Show all lines of the listing that hold the word "JSON".

Collected data
========================

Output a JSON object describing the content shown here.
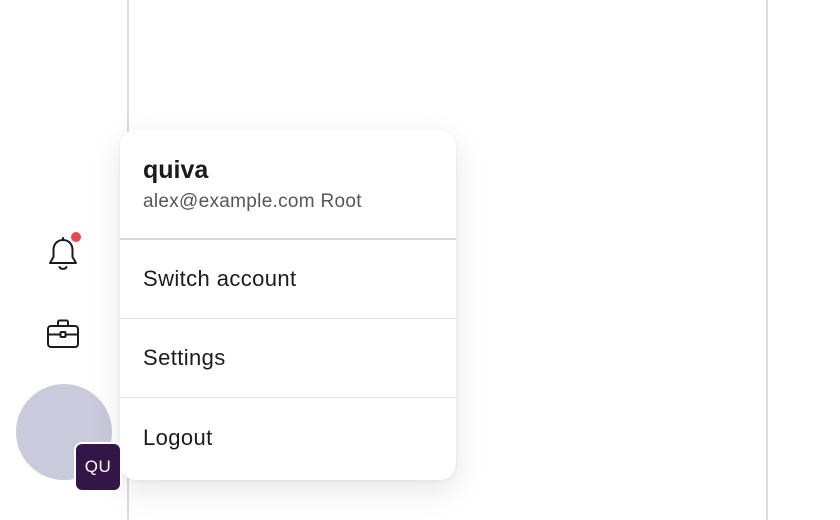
{
  "account_menu": {
    "account_name": "quiva",
    "account_email": "alex@example.com",
    "account_role": "Root",
    "items": [
      {
        "label": "Switch account"
      },
      {
        "label": "Settings"
      },
      {
        "label": "Logout"
      }
    ]
  },
  "rail": {
    "icons": [
      "bell-icon",
      "briefcase-icon"
    ],
    "notification_dot_color": "#e5484d",
    "avatar_color": "#c9cadc",
    "org_badge": {
      "initials": "QU",
      "color": "#341548"
    }
  }
}
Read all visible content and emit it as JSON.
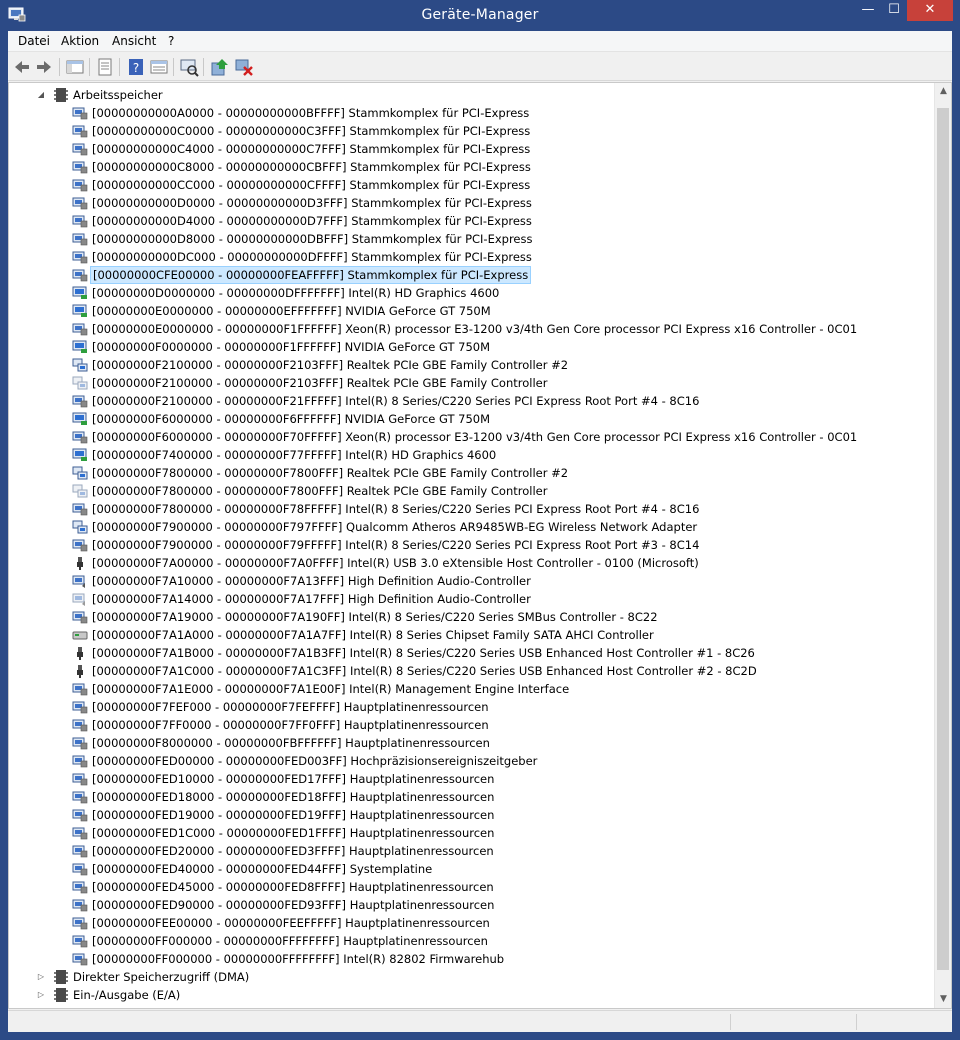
{
  "window": {
    "title": "Geräte-Manager",
    "close_glyph": "✕",
    "min_glyph": "—",
    "max_glyph": "☐"
  },
  "menu": [
    "Datei",
    "Aktion",
    "Ansicht",
    "?"
  ],
  "toolbar": [
    "back-icon",
    "forward-icon",
    "console-tree-icon",
    "properties-icon",
    "help-icon",
    "view-icon",
    "scan-hardware-icon",
    "update-driver-icon",
    "uninstall-icon"
  ],
  "tree": {
    "category": "Arbeitsspeicher",
    "items": [
      {
        "range": "[00000000000A0000 - 00000000000BFFFF]",
        "device": "Stammkomplex für PCI-Express",
        "icon": "system"
      },
      {
        "range": "[00000000000C0000 - 00000000000C3FFF]",
        "device": "Stammkomplex für PCI-Express",
        "icon": "system"
      },
      {
        "range": "[00000000000C4000 - 00000000000C7FFF]",
        "device": "Stammkomplex für PCI-Express",
        "icon": "system"
      },
      {
        "range": "[00000000000C8000 - 00000000000CBFFF]",
        "device": "Stammkomplex für PCI-Express",
        "icon": "system"
      },
      {
        "range": "[00000000000CC000 - 00000000000CFFFF]",
        "device": "Stammkomplex für PCI-Express",
        "icon": "system"
      },
      {
        "range": "[00000000000D0000 - 00000000000D3FFF]",
        "device": "Stammkomplex für PCI-Express",
        "icon": "system"
      },
      {
        "range": "[00000000000D4000 - 00000000000D7FFF]",
        "device": "Stammkomplex für PCI-Express",
        "icon": "system"
      },
      {
        "range": "[00000000000D8000 - 00000000000DBFFF]",
        "device": "Stammkomplex für PCI-Express",
        "icon": "system"
      },
      {
        "range": "[00000000000DC000 - 00000000000DFFFF]",
        "device": "Stammkomplex für PCI-Express",
        "icon": "system"
      },
      {
        "range": "[00000000CFE00000 - 00000000FEAFFFFF]",
        "device": "Stammkomplex für PCI-Express",
        "icon": "system",
        "selected": true
      },
      {
        "range": "[00000000D0000000 - 00000000DFFFFFFF]",
        "device": "Intel(R) HD Graphics 4600",
        "icon": "display"
      },
      {
        "range": "[00000000E0000000 - 00000000EFFFFFFF]",
        "device": "NVIDIA GeForce GT 750M",
        "icon": "display"
      },
      {
        "range": "[00000000E0000000 - 00000000F1FFFFFF]",
        "device": "Xeon(R) processor E3-1200 v3/4th Gen Core processor PCI Express x16 Controller - 0C01",
        "icon": "system"
      },
      {
        "range": "[00000000F0000000 - 00000000F1FFFFFF]",
        "device": "NVIDIA GeForce GT 750M",
        "icon": "display"
      },
      {
        "range": "[00000000F2100000 - 00000000F2103FFF]",
        "device": "Realtek PCIe GBE Family Controller #2",
        "icon": "network"
      },
      {
        "range": "[00000000F2100000 - 00000000F2103FFF]",
        "device": "Realtek PCIe GBE Family Controller",
        "icon": "network-disabled"
      },
      {
        "range": "[00000000F2100000 - 00000000F21FFFFF]",
        "device": "Intel(R) 8 Series/C220 Series PCI Express Root Port #4 - 8C16",
        "icon": "system"
      },
      {
        "range": "[00000000F6000000 - 00000000F6FFFFFF]",
        "device": "NVIDIA GeForce GT 750M",
        "icon": "display"
      },
      {
        "range": "[00000000F6000000 - 00000000F70FFFFF]",
        "device": "Xeon(R) processor E3-1200 v3/4th Gen Core processor PCI Express x16 Controller - 0C01",
        "icon": "system"
      },
      {
        "range": "[00000000F7400000 - 00000000F77FFFFF]",
        "device": "Intel(R) HD Graphics 4600",
        "icon": "display"
      },
      {
        "range": "[00000000F7800000 - 00000000F7800FFF]",
        "device": "Realtek PCIe GBE Family Controller #2",
        "icon": "network"
      },
      {
        "range": "[00000000F7800000 - 00000000F7800FFF]",
        "device": "Realtek PCIe GBE Family Controller",
        "icon": "network-disabled"
      },
      {
        "range": "[00000000F7800000 - 00000000F78FFFFF]",
        "device": "Intel(R) 8 Series/C220 Series PCI Express Root Port #4 - 8C16",
        "icon": "system"
      },
      {
        "range": "[00000000F7900000 - 00000000F797FFFF]",
        "device": "Qualcomm Atheros AR9485WB-EG Wireless Network Adapter",
        "icon": "network"
      },
      {
        "range": "[00000000F7900000 - 00000000F79FFFFF]",
        "device": "Intel(R) 8 Series/C220 Series PCI Express Root Port #3 - 8C14",
        "icon": "system"
      },
      {
        "range": "[00000000F7A00000 - 00000000F7A0FFFF]",
        "device": "Intel(R) USB 3.0 eXtensible Host Controller - 0100 (Microsoft)",
        "icon": "usb"
      },
      {
        "range": "[00000000F7A10000 - 00000000F7A13FFF]",
        "device": "High Definition Audio-Controller",
        "icon": "audio"
      },
      {
        "range": "[00000000F7A14000 - 00000000F7A17FFF]",
        "device": "High Definition Audio-Controller",
        "icon": "audio-disabled"
      },
      {
        "range": "[00000000F7A19000 - 00000000F7A190FF]",
        "device": "Intel(R) 8 Series/C220 Series SMBus Controller - 8C22",
        "icon": "system"
      },
      {
        "range": "[00000000F7A1A000 - 00000000F7A1A7FF]",
        "device": "Intel(R) 8 Series Chipset Family SATA AHCI Controller",
        "icon": "storage"
      },
      {
        "range": "[00000000F7A1B000 - 00000000F7A1B3FF]",
        "device": "Intel(R) 8 Series/C220 Series USB Enhanced Host Controller #1 - 8C26",
        "icon": "usb"
      },
      {
        "range": "[00000000F7A1C000 - 00000000F7A1C3FF]",
        "device": "Intel(R) 8 Series/C220 Series USB Enhanced Host Controller #2 - 8C2D",
        "icon": "usb"
      },
      {
        "range": "[00000000F7A1E000 - 00000000F7A1E00F]",
        "device": "Intel(R) Management Engine Interface",
        "icon": "system"
      },
      {
        "range": "[00000000F7FEF000 - 00000000F7FEFFFF]",
        "device": "Hauptplatinenressourcen",
        "icon": "system"
      },
      {
        "range": "[00000000F7FF0000 - 00000000F7FF0FFF]",
        "device": "Hauptplatinenressourcen",
        "icon": "system"
      },
      {
        "range": "[00000000F8000000 - 00000000FBFFFFFF]",
        "device": "Hauptplatinenressourcen",
        "icon": "system"
      },
      {
        "range": "[00000000FED00000 - 00000000FED003FF]",
        "device": "Hochpräzisionsereigniszeitgeber",
        "icon": "system"
      },
      {
        "range": "[00000000FED10000 - 00000000FED17FFF]",
        "device": "Hauptplatinenressourcen",
        "icon": "system"
      },
      {
        "range": "[00000000FED18000 - 00000000FED18FFF]",
        "device": "Hauptplatinenressourcen",
        "icon": "system"
      },
      {
        "range": "[00000000FED19000 - 00000000FED19FFF]",
        "device": "Hauptplatinenressourcen",
        "icon": "system"
      },
      {
        "range": "[00000000FED1C000 - 00000000FED1FFFF]",
        "device": "Hauptplatinenressourcen",
        "icon": "system"
      },
      {
        "range": "[00000000FED20000 - 00000000FED3FFFF]",
        "device": "Hauptplatinenressourcen",
        "icon": "system"
      },
      {
        "range": "[00000000FED40000 - 00000000FED44FFF]",
        "device": "Systemplatine",
        "icon": "system"
      },
      {
        "range": "[00000000FED45000 - 00000000FED8FFFF]",
        "device": "Hauptplatinenressourcen",
        "icon": "system"
      },
      {
        "range": "[00000000FED90000 - 00000000FED93FFF]",
        "device": "Hauptplatinenressourcen",
        "icon": "system"
      },
      {
        "range": "[00000000FEE00000 - 00000000FEEFFFFF]",
        "device": "Hauptplatinenressourcen",
        "icon": "system"
      },
      {
        "range": "[00000000FF000000 - 00000000FFFFFFFF]",
        "device": "Hauptplatinenressourcen",
        "icon": "system"
      },
      {
        "range": "[00000000FF000000 - 00000000FFFFFFFF]",
        "device": "Intel(R) 82802 Firmwarehub",
        "icon": "system"
      }
    ],
    "collapsed_categories": [
      "Direkter Speicherzugriff (DMA)",
      "Ein-/Ausgabe (E/A)"
    ]
  },
  "colors": {
    "titlebar": "#2c4a86",
    "close_button": "#c7413a",
    "selection": "#cce8ff",
    "selection_border": "#99d1ff"
  }
}
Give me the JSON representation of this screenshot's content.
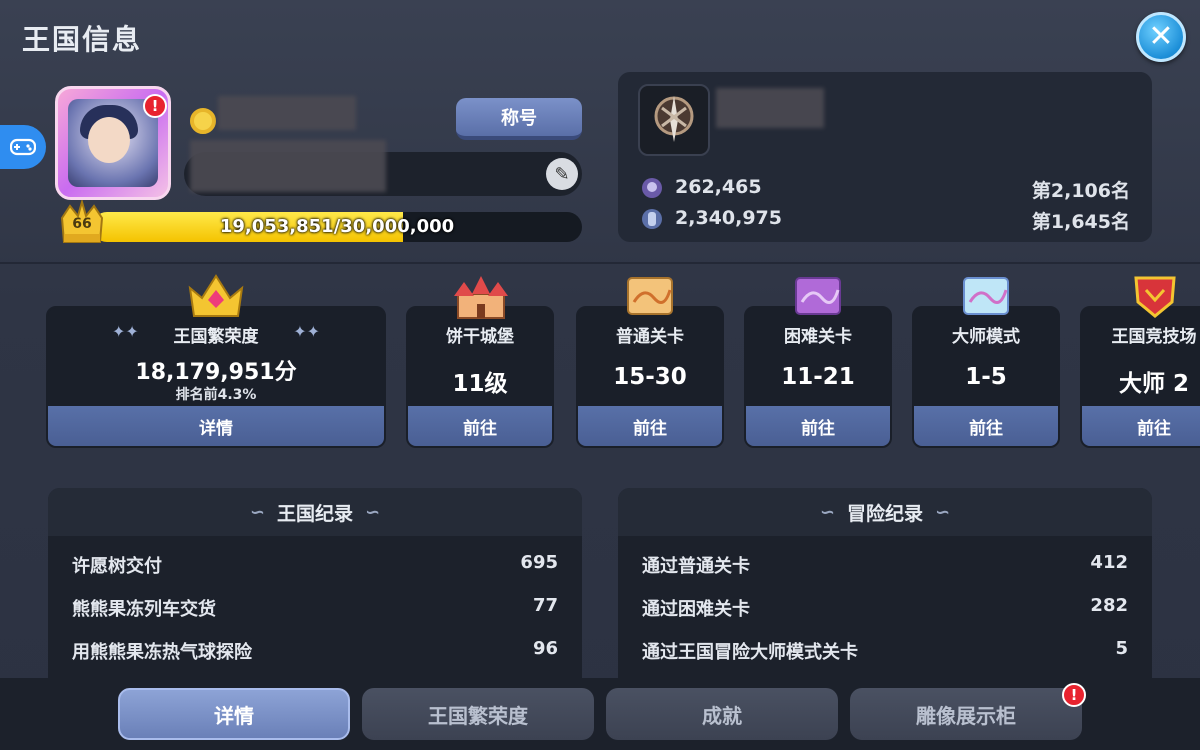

========================

» **Finished exercise**
Output a JSON object describing the content shown here.
Read all visible content and emit it as JSON.
Give me the JSON representation of this screenshot's content.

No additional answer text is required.